--- START OF RECORDS SHOWN ---
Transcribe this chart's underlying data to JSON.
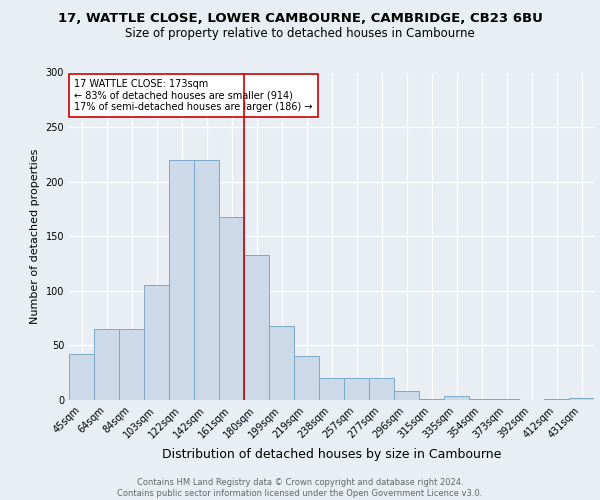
{
  "title1": "17, WATTLE CLOSE, LOWER CAMBOURNE, CAMBRIDGE, CB23 6BU",
  "title2": "Size of property relative to detached houses in Cambourne",
  "xlabel": "Distribution of detached houses by size in Cambourne",
  "ylabel": "Number of detached properties",
  "categories": [
    "45sqm",
    "64sqm",
    "84sqm",
    "103sqm",
    "122sqm",
    "142sqm",
    "161sqm",
    "180sqm",
    "199sqm",
    "219sqm",
    "238sqm",
    "257sqm",
    "277sqm",
    "296sqm",
    "315sqm",
    "335sqm",
    "354sqm",
    "373sqm",
    "392sqm",
    "412sqm",
    "431sqm"
  ],
  "values": [
    42,
    65,
    65,
    105,
    220,
    220,
    168,
    133,
    68,
    40,
    20,
    20,
    20,
    8,
    1,
    4,
    1,
    1,
    0,
    1,
    2
  ],
  "bar_color": "#ccd9e8",
  "bar_edge_color": "#7aaac8",
  "vline_color": "#cc0000",
  "vline_index": 7,
  "annotation_text": "17 WATTLE CLOSE: 173sqm\n← 83% of detached houses are smaller (914)\n17% of semi-detached houses are larger (186) →",
  "annotation_box_color": "#ffffff",
  "annotation_box_edge": "#cc0000",
  "ylim": [
    0,
    300
  ],
  "yticks": [
    0,
    50,
    100,
    150,
    200,
    250,
    300
  ],
  "footer": "Contains HM Land Registry data © Crown copyright and database right 2024.\nContains public sector information licensed under the Open Government Licence v3.0.",
  "title1_fontsize": 9.5,
  "title2_fontsize": 8.5,
  "xlabel_fontsize": 9,
  "ylabel_fontsize": 8,
  "tick_fontsize": 7,
  "footer_fontsize": 6,
  "background_color": "#e8eef4"
}
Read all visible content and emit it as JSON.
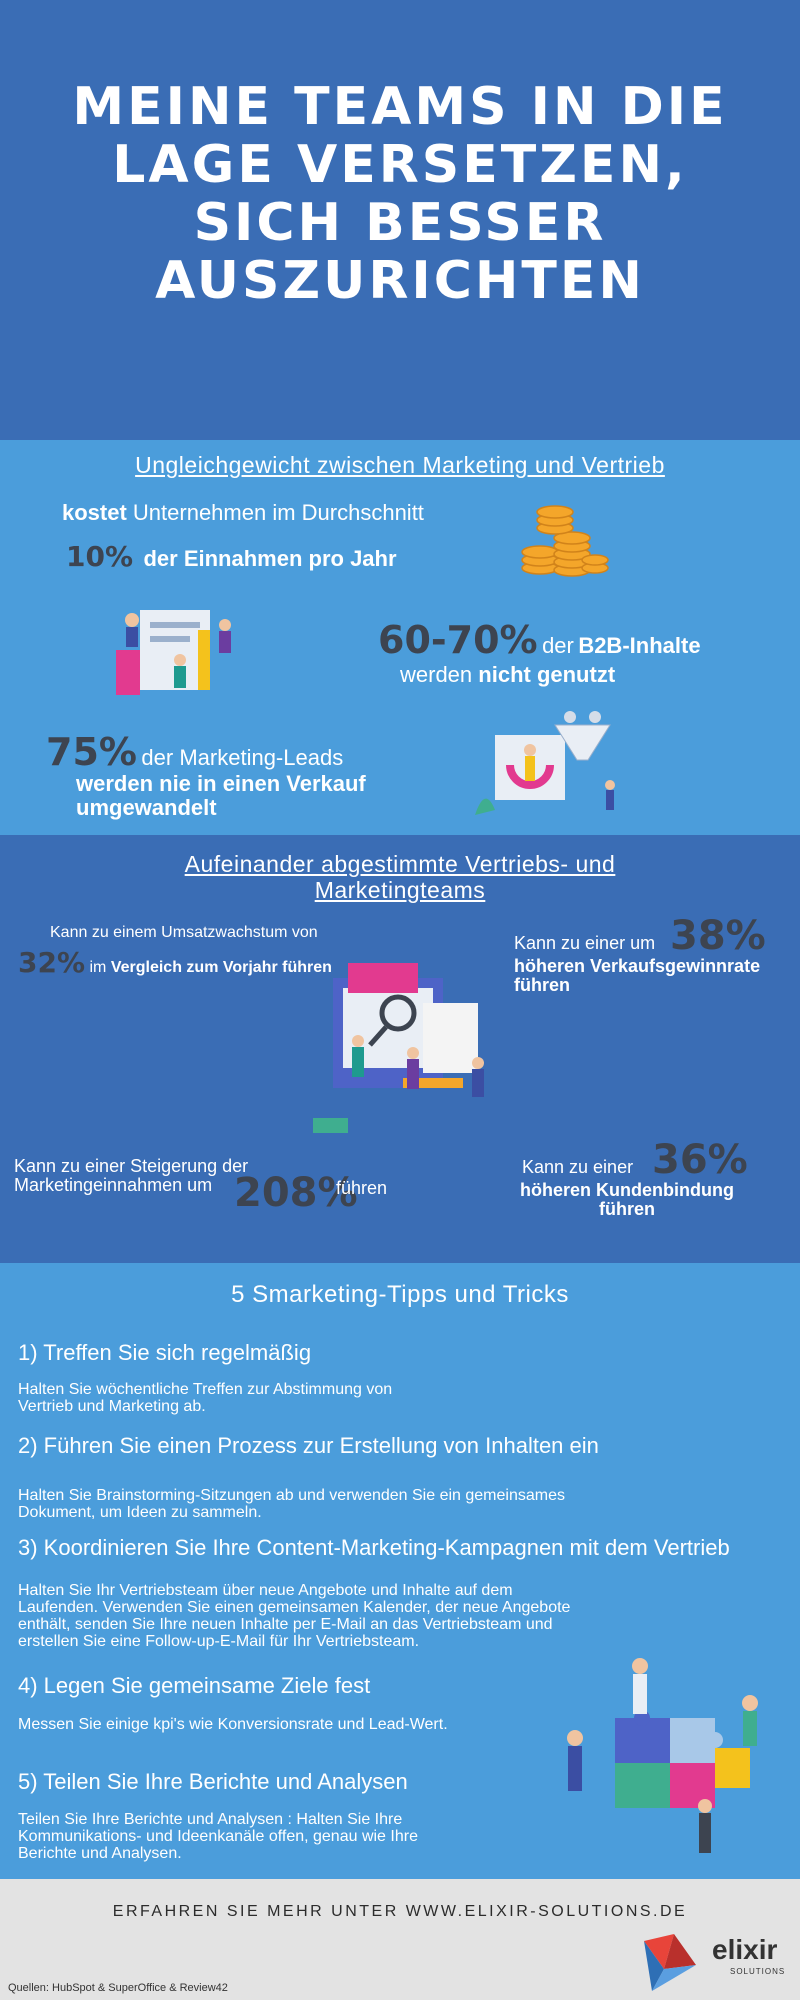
{
  "header": {
    "title_lines": [
      "MEINE TEAMS IN DIE",
      "LAGE VERSETZEN,",
      "SICH BESSER",
      "AUSZURICHTEN"
    ]
  },
  "section1": {
    "title": "Ungleichgewicht zwischen Marketing und Vertrieb",
    "stat1": {
      "line1_bold": "kostet",
      "line1_rest": " Unternehmen im Durchschnitt",
      "value": "10%",
      "line2": "der Einnahmen pro Jahr"
    },
    "stat2": {
      "value": "60-70%",
      "mid": "der",
      "bold": "B2B-Inhalte",
      "line2_a": "werden",
      "line2_b": "nicht genutzt"
    },
    "stat3": {
      "value": "75%",
      "line1": "der Marketing-Leads",
      "line2": "werden nie in einen Verkauf",
      "line3": "umgewandelt"
    }
  },
  "section2": {
    "title_line1": "Aufeinander abgestimmte Vertriebs- und",
    "title_line2": "Marketingteams",
    "s1": {
      "line1": "Kann zu einem Umsatzwachstum von",
      "value": "32%",
      "line2_a": "im",
      "line2_b": "Vergleich zum Vorjahr führen"
    },
    "s2": {
      "line1": "Kann zu einer um",
      "value": "38%",
      "line2": "höheren Verkaufsgewinnrate",
      "line3": "führen"
    },
    "s3": {
      "line1": "Kann zu einer Steigerung der",
      "line2": "Marketingeinnahmen um",
      "value": "208%",
      "line2_b": "führen"
    },
    "s4": {
      "line1": "Kann zu einer",
      "value": "36%",
      "line2": "höheren Kundenbindung",
      "line3": "führen"
    }
  },
  "section3": {
    "title": "5 Smarketing-Tipps und Tricks",
    "tips": [
      {
        "heading": "1) Treffen Sie sich regelmäßig",
        "lines": [
          "Halten Sie wöchentliche Treffen zur Abstimmung von",
          "Vertrieb und Marketing ab."
        ]
      },
      {
        "heading": "2) Führen Sie einen Prozess zur Erstellung von Inhalten ein",
        "lines": [
          "Halten Sie Brainstorming-Sitzungen ab und verwenden Sie ein gemeinsames",
          "Dokument, um Ideen zu sammeln."
        ]
      },
      {
        "heading": "3) Koordinieren Sie Ihre Content-Marketing-Kampagnen mit dem Vertrieb",
        "lines": [
          "Halten Sie Ihr Vertriebsteam über neue Angebote und Inhalte auf dem",
          "Laufenden. Verwenden Sie einen gemeinsamen Kalender, der neue Angebote",
          "enthält, senden Sie Ihre neuen Inhalte per E-Mail an das Vertriebsteam und",
          "erstellen Sie eine Follow-up-E-Mail für Ihr Vertriebsteam."
        ]
      },
      {
        "heading": "4) Legen Sie gemeinsame Ziele fest",
        "lines": [
          "Messen Sie einige kpi's wie Konversionsrate und Lead-Wert."
        ]
      },
      {
        "heading": "5) Teilen Sie Ihre Berichte und Analysen",
        "lines": [
          "Teilen Sie Ihre Berichte und Analysen : Halten Sie Ihre",
          "Kommunikations- und Ideenkanäle offen, genau wie Ihre",
          "Berichte und Analysen."
        ]
      }
    ]
  },
  "footer": {
    "cta": "ERFAHREN SIE MEHR UNTER WWW.ELIXIR-SOLUTIONS.DE",
    "sources": "Quellen:  HubSpot & SuperOffice & Review42",
    "logo_name": "elixir",
    "logo_sub": "SOLUTIONS"
  },
  "colors": {
    "dark_blue": "#3a6db5",
    "light_blue": "#4b9ddb",
    "stat_dark": "#3d4450",
    "footer_bg": "#e3e3e3"
  }
}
--- END OF RECORDS SHOWN ---
> INSTRUCTIONS FOR THE TASK
Your answer should be one number: how many lines of the listing include the word "data".

> COMPLETED EXERCISE
2